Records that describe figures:
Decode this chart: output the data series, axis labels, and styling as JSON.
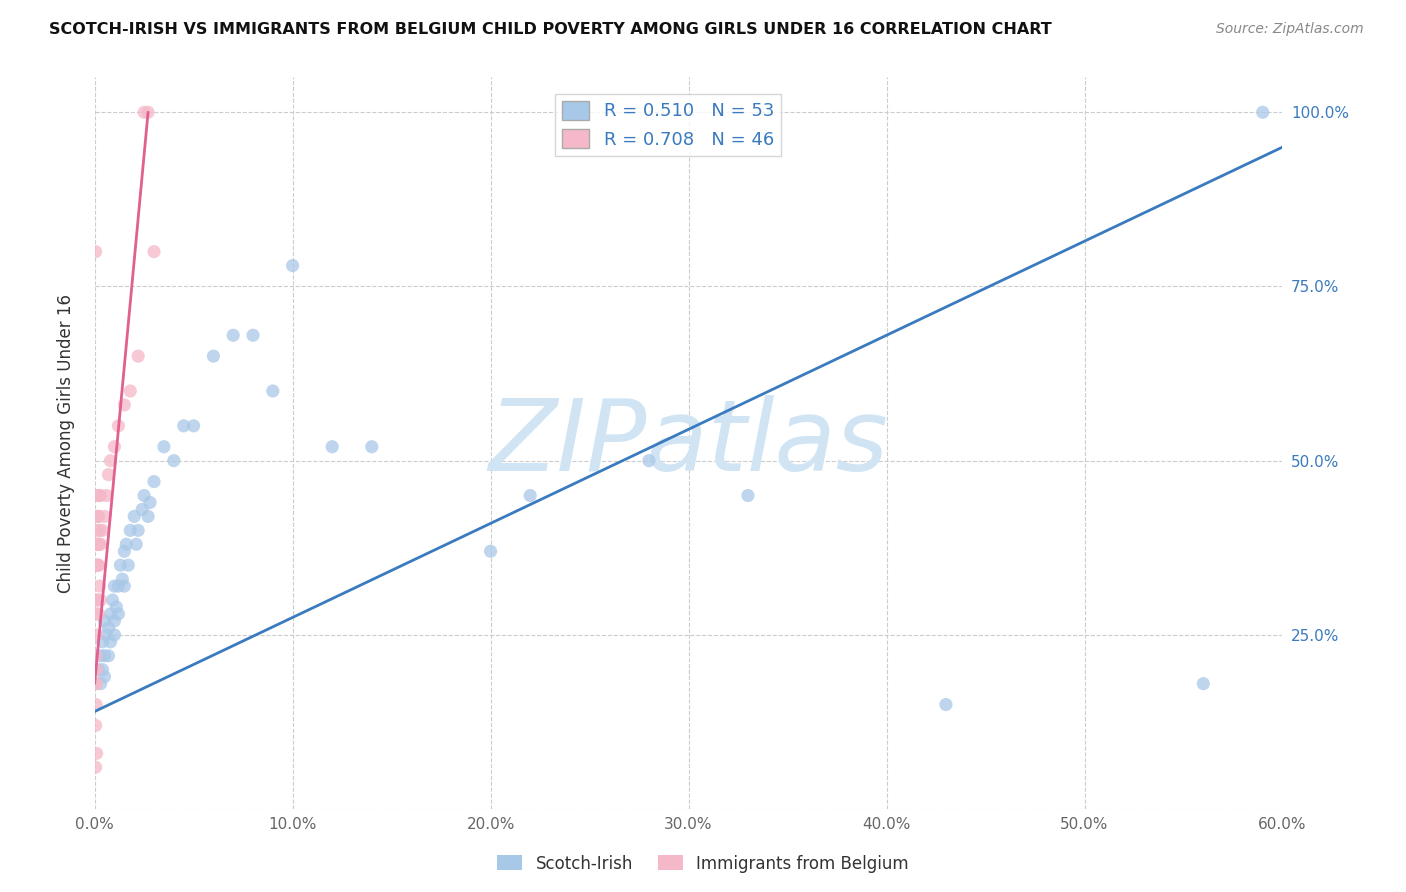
{
  "title": "SCOTCH-IRISH VS IMMIGRANTS FROM BELGIUM CHILD POVERTY AMONG GIRLS UNDER 16 CORRELATION CHART",
  "source": "Source: ZipAtlas.com",
  "ylabel": "Child Poverty Among Girls Under 16",
  "legend_labels": [
    "Scotch-Irish",
    "Immigrants from Belgium"
  ],
  "R_blue": 0.51,
  "N_blue": 53,
  "R_pink": 0.708,
  "N_pink": 46,
  "blue_color": "#a8c8e8",
  "pink_color": "#f4b8c8",
  "blue_line_color": "#3a7abf",
  "pink_line_color": "#e06090",
  "watermark_text": "ZIPatlas",
  "watermark_color": "#d0e4f4",
  "xlim": [
    0.0,
    0.6
  ],
  "ylim": [
    0.0,
    1.05
  ],
  "x_ticks": [
    0.0,
    0.1,
    0.2,
    0.3,
    0.4,
    0.5,
    0.6
  ],
  "y_ticks": [
    0.0,
    0.25,
    0.5,
    0.75,
    1.0
  ],
  "blue_scatter_x": [
    0.002,
    0.003,
    0.003,
    0.004,
    0.004,
    0.005,
    0.005,
    0.005,
    0.006,
    0.007,
    0.007,
    0.008,
    0.008,
    0.009,
    0.01,
    0.01,
    0.01,
    0.011,
    0.012,
    0.012,
    0.013,
    0.014,
    0.015,
    0.015,
    0.016,
    0.017,
    0.018,
    0.02,
    0.021,
    0.022,
    0.024,
    0.025,
    0.027,
    0.028,
    0.03,
    0.035,
    0.04,
    0.045,
    0.05,
    0.06,
    0.07,
    0.08,
    0.09,
    0.1,
    0.12,
    0.14,
    0.2,
    0.22,
    0.28,
    0.33,
    0.43,
    0.56,
    0.59
  ],
  "blue_scatter_y": [
    0.2,
    0.22,
    0.18,
    0.24,
    0.2,
    0.22,
    0.27,
    0.19,
    0.25,
    0.26,
    0.22,
    0.28,
    0.24,
    0.3,
    0.27,
    0.32,
    0.25,
    0.29,
    0.32,
    0.28,
    0.35,
    0.33,
    0.37,
    0.32,
    0.38,
    0.35,
    0.4,
    0.42,
    0.38,
    0.4,
    0.43,
    0.45,
    0.42,
    0.44,
    0.47,
    0.52,
    0.5,
    0.55,
    0.55,
    0.65,
    0.68,
    0.68,
    0.6,
    0.78,
    0.52,
    0.52,
    0.37,
    0.45,
    0.5,
    0.45,
    0.15,
    0.18,
    1.0
  ],
  "pink_scatter_x": [
    0.0005,
    0.0005,
    0.0005,
    0.0007,
    0.0007,
    0.0008,
    0.0008,
    0.0009,
    0.001,
    0.001,
    0.001,
    0.001,
    0.0012,
    0.0012,
    0.0013,
    0.0014,
    0.0015,
    0.0015,
    0.0016,
    0.0017,
    0.0018,
    0.0019,
    0.002,
    0.002,
    0.002,
    0.0022,
    0.0023,
    0.0024,
    0.0025,
    0.003,
    0.003,
    0.003,
    0.004,
    0.005,
    0.006,
    0.007,
    0.008,
    0.01,
    0.012,
    0.015,
    0.018,
    0.022,
    0.025,
    0.027,
    0.03,
    0.0005
  ],
  "pink_scatter_y": [
    0.18,
    0.12,
    0.06,
    0.22,
    0.15,
    0.25,
    0.18,
    0.3,
    0.35,
    0.28,
    0.2,
    0.08,
    0.38,
    0.3,
    0.42,
    0.35,
    0.45,
    0.38,
    0.4,
    0.42,
    0.35,
    0.38,
    0.42,
    0.35,
    0.28,
    0.45,
    0.38,
    0.32,
    0.4,
    0.45,
    0.38,
    0.3,
    0.4,
    0.42,
    0.45,
    0.48,
    0.5,
    0.52,
    0.55,
    0.58,
    0.6,
    0.65,
    1.0,
    1.0,
    0.8,
    0.8
  ],
  "blue_line_x0": 0.0,
  "blue_line_y0": 0.14,
  "blue_line_x1": 0.6,
  "blue_line_y1": 0.95,
  "pink_line_x0": 0.0,
  "pink_line_y0": 0.18,
  "pink_line_x1": 0.027,
  "pink_line_y1": 1.0
}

TASK TO COMPLETE: Copy each line of the records precisely and drop any images they hold.

WRITTEN SOLUTION:
Decode this chart: output the data series, axis labels, and styling as JSON.
{
  "title": "SCOTCH-IRISH VS IMMIGRANTS FROM BELGIUM CHILD POVERTY AMONG GIRLS UNDER 16 CORRELATION CHART",
  "source": "Source: ZipAtlas.com",
  "ylabel": "Child Poverty Among Girls Under 16",
  "legend_labels": [
    "Scotch-Irish",
    "Immigrants from Belgium"
  ],
  "R_blue": 0.51,
  "N_blue": 53,
  "R_pink": 0.708,
  "N_pink": 46,
  "blue_color": "#a8c8e8",
  "pink_color": "#f4b8c8",
  "blue_line_color": "#3a7abf",
  "pink_line_color": "#e06090",
  "watermark_text": "ZIPatlas",
  "watermark_color": "#d0e4f4",
  "xlim": [
    0.0,
    0.6
  ],
  "ylim": [
    0.0,
    1.05
  ],
  "x_ticks": [
    0.0,
    0.1,
    0.2,
    0.3,
    0.4,
    0.5,
    0.6
  ],
  "y_ticks": [
    0.0,
    0.25,
    0.5,
    0.75,
    1.0
  ],
  "blue_scatter_x": [
    0.002,
    0.003,
    0.003,
    0.004,
    0.004,
    0.005,
    0.005,
    0.005,
    0.006,
    0.007,
    0.007,
    0.008,
    0.008,
    0.009,
    0.01,
    0.01,
    0.01,
    0.011,
    0.012,
    0.012,
    0.013,
    0.014,
    0.015,
    0.015,
    0.016,
    0.017,
    0.018,
    0.02,
    0.021,
    0.022,
    0.024,
    0.025,
    0.027,
    0.028,
    0.03,
    0.035,
    0.04,
    0.045,
    0.05,
    0.06,
    0.07,
    0.08,
    0.09,
    0.1,
    0.12,
    0.14,
    0.2,
    0.22,
    0.28,
    0.33,
    0.43,
    0.56,
    0.59
  ],
  "blue_scatter_y": [
    0.2,
    0.22,
    0.18,
    0.24,
    0.2,
    0.22,
    0.27,
    0.19,
    0.25,
    0.26,
    0.22,
    0.28,
    0.24,
    0.3,
    0.27,
    0.32,
    0.25,
    0.29,
    0.32,
    0.28,
    0.35,
    0.33,
    0.37,
    0.32,
    0.38,
    0.35,
    0.4,
    0.42,
    0.38,
    0.4,
    0.43,
    0.45,
    0.42,
    0.44,
    0.47,
    0.52,
    0.5,
    0.55,
    0.55,
    0.65,
    0.68,
    0.68,
    0.6,
    0.78,
    0.52,
    0.52,
    0.37,
    0.45,
    0.5,
    0.45,
    0.15,
    0.18,
    1.0
  ],
  "pink_scatter_x": [
    0.0005,
    0.0005,
    0.0005,
    0.0007,
    0.0007,
    0.0008,
    0.0008,
    0.0009,
    0.001,
    0.001,
    0.001,
    0.001,
    0.0012,
    0.0012,
    0.0013,
    0.0014,
    0.0015,
    0.0015,
    0.0016,
    0.0017,
    0.0018,
    0.0019,
    0.002,
    0.002,
    0.002,
    0.0022,
    0.0023,
    0.0024,
    0.0025,
    0.003,
    0.003,
    0.003,
    0.004,
    0.005,
    0.006,
    0.007,
    0.008,
    0.01,
    0.012,
    0.015,
    0.018,
    0.022,
    0.025,
    0.027,
    0.03,
    0.0005
  ],
  "pink_scatter_y": [
    0.18,
    0.12,
    0.06,
    0.22,
    0.15,
    0.25,
    0.18,
    0.3,
    0.35,
    0.28,
    0.2,
    0.08,
    0.38,
    0.3,
    0.42,
    0.35,
    0.45,
    0.38,
    0.4,
    0.42,
    0.35,
    0.38,
    0.42,
    0.35,
    0.28,
    0.45,
    0.38,
    0.32,
    0.4,
    0.45,
    0.38,
    0.3,
    0.4,
    0.42,
    0.45,
    0.48,
    0.5,
    0.52,
    0.55,
    0.58,
    0.6,
    0.65,
    1.0,
    1.0,
    0.8,
    0.8
  ],
  "blue_line_x0": 0.0,
  "blue_line_y0": 0.14,
  "blue_line_x1": 0.6,
  "blue_line_y1": 0.95,
  "pink_line_x0": 0.0,
  "pink_line_y0": 0.18,
  "pink_line_x1": 0.027,
  "pink_line_y1": 1.0
}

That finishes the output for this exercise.